**Requirement**.
Count lines holding the word "Como". Only the number is wanted.

Data records:
□ □ □ □

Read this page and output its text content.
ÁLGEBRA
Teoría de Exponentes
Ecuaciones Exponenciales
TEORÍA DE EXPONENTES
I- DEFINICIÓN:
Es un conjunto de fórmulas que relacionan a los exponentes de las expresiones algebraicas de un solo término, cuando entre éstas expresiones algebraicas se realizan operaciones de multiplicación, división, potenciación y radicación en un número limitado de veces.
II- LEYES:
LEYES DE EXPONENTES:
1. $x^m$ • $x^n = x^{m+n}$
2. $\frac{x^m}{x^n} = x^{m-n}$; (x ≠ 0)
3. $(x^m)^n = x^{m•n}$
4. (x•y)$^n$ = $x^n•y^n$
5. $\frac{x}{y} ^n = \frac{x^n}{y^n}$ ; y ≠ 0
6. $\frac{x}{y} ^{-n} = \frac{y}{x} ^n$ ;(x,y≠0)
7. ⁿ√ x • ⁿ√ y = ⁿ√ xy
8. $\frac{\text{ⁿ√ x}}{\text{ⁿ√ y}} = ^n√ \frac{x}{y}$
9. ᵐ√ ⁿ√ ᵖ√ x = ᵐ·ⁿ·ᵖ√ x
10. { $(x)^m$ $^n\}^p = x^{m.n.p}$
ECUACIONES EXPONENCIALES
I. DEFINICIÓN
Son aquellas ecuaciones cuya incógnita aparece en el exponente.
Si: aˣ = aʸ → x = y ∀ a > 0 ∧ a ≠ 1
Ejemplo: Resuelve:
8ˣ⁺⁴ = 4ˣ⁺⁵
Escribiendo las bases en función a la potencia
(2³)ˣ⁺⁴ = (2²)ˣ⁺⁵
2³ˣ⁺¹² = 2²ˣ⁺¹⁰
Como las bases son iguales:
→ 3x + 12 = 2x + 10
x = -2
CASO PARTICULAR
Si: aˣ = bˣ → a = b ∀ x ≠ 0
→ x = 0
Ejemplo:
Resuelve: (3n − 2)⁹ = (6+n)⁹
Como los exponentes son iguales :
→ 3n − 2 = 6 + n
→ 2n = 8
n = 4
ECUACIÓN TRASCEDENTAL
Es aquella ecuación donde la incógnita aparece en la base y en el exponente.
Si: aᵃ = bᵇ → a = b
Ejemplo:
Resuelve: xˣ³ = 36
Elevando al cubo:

□ □ □ □

**Response**.
2